● **Requirement**
Give the listing again in full, exactly as written.

● **Information shown**
____

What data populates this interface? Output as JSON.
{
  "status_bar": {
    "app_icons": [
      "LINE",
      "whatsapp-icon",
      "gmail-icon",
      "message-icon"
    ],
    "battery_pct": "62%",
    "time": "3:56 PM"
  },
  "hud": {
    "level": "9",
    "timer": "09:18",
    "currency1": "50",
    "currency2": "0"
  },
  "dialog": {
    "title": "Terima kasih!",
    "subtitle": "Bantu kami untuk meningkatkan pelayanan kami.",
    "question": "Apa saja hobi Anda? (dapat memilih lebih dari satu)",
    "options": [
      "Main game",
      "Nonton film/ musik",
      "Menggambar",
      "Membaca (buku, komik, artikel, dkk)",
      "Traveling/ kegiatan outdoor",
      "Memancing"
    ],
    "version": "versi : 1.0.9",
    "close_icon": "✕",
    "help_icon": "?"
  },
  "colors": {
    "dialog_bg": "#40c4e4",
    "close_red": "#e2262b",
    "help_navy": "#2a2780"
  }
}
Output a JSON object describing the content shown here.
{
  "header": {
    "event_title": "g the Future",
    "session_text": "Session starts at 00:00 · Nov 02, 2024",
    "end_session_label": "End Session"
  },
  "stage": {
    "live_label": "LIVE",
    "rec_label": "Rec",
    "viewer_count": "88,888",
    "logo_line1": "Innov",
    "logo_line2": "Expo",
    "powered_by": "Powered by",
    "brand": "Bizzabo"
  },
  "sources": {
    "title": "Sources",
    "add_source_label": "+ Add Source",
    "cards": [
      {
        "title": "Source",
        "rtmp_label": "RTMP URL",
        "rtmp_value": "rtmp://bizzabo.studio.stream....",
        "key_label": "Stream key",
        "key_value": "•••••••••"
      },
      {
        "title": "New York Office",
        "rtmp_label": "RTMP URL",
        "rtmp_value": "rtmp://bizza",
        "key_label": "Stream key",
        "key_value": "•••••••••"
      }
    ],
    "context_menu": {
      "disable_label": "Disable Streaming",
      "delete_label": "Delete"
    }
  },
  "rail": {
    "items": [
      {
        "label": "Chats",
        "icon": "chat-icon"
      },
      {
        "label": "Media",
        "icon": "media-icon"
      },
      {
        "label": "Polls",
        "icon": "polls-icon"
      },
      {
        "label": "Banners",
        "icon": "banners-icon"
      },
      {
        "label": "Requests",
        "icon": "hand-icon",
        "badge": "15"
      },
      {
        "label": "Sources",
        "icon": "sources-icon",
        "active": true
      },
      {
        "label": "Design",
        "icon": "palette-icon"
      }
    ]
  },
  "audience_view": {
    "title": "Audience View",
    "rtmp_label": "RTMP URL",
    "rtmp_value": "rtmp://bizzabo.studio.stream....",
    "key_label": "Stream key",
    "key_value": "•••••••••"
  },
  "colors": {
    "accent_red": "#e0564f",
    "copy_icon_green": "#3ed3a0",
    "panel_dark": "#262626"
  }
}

____

● **Finished answer**
What data populates this interface? Output as JSON.
{
  "status_bar": {
    "app_icons": [
      "LINE",
      "whatsapp-icon",
      "gmail-icon",
      "message-icon"
    ],
    "battery_pct": "62%",
    "time": "3:56 PM"
  },
  "hud": {
    "level": "9",
    "timer": "09:18",
    "currency1": "50",
    "currency2": "0"
  },
  "dialog": {
    "title": "Terima kasih!",
    "subtitle": "Bantu kami untuk meningkatkan pelayanan kami.",
    "question": "Apa saja hobi Anda? (dapat memilih lebih dari satu)",
    "options": [
      "Main game",
      "Nonton film/ musik",
      "Menggambar",
      "Membaca (buku, komik, artikel, dkk)",
      "Traveling/ kegiatan outdoor",
      "Memancing"
    ],
    "version": "versi : 1.0.9",
    "close_icon": "✕",
    "help_icon": "?"
  },
  "colors": {
    "dialog_bg": "#40c4e4",
    "close_red": "#e2262b",
    "help_navy": "#2a2780"
  }
}
Output a JSON object describing the content shown here.
{
  "header": {
    "event_title": "g the Future",
    "session_text": "Session starts at 00:00 · Nov 02, 2024",
    "end_session_label": "End Session"
  },
  "stage": {
    "live_label": "LIVE",
    "rec_label": "Rec",
    "viewer_count": "88,888",
    "logo_line1": "Innov",
    "logo_line2": "Expo",
    "powered_by": "Powered by",
    "brand": "Bizzabo"
  },
  "sources": {
    "title": "Sources",
    "add_source_label": "+ Add Source",
    "cards": [
      {
        "title": "Source",
        "rtmp_label": "RTMP URL",
        "rtmp_value": "rtmp://bizzabo.studio.stream....",
        "key_label": "Stream key",
        "key_value": "•••••••••"
      },
      {
        "title": "New York Office",
        "rtmp_label": "RTMP URL",
        "rtmp_value": "rtmp://bizza",
        "key_label": "Stream key",
        "key_value": "•••••••••"
      }
    ],
    "context_menu": {
      "disable_label": "Disable Streaming",
      "delete_label": "Delete"
    }
  },
  "rail": {
    "items": [
      {
        "label": "Chats",
        "icon": "chat-icon"
      },
      {
        "label": "Media",
        "icon": "media-icon"
      },
      {
        "label": "Polls",
        "icon": "polls-icon"
      },
      {
        "label": "Banners",
        "icon": "banners-icon"
      },
      {
        "label": "Requests",
        "icon": "hand-icon",
        "badge": "15"
      },
      {
        "label": "Sources",
        "icon": "sources-icon",
        "active": true
      },
      {
        "label": "Design",
        "icon": "palette-icon"
      }
    ]
  },
  "audience_view": {
    "title": "Audience View",
    "rtmp_label": "RTMP URL",
    "rtmp_value": "rtmp://bizzabo.studio.stream....",
    "key_label": "Stream key",
    "key_value": "•••••••••"
  },
  "colors": {
    "accent_red": "#e0564f",
    "copy_icon_green": "#3ed3a0",
    "panel_dark": "#262626"
  }
}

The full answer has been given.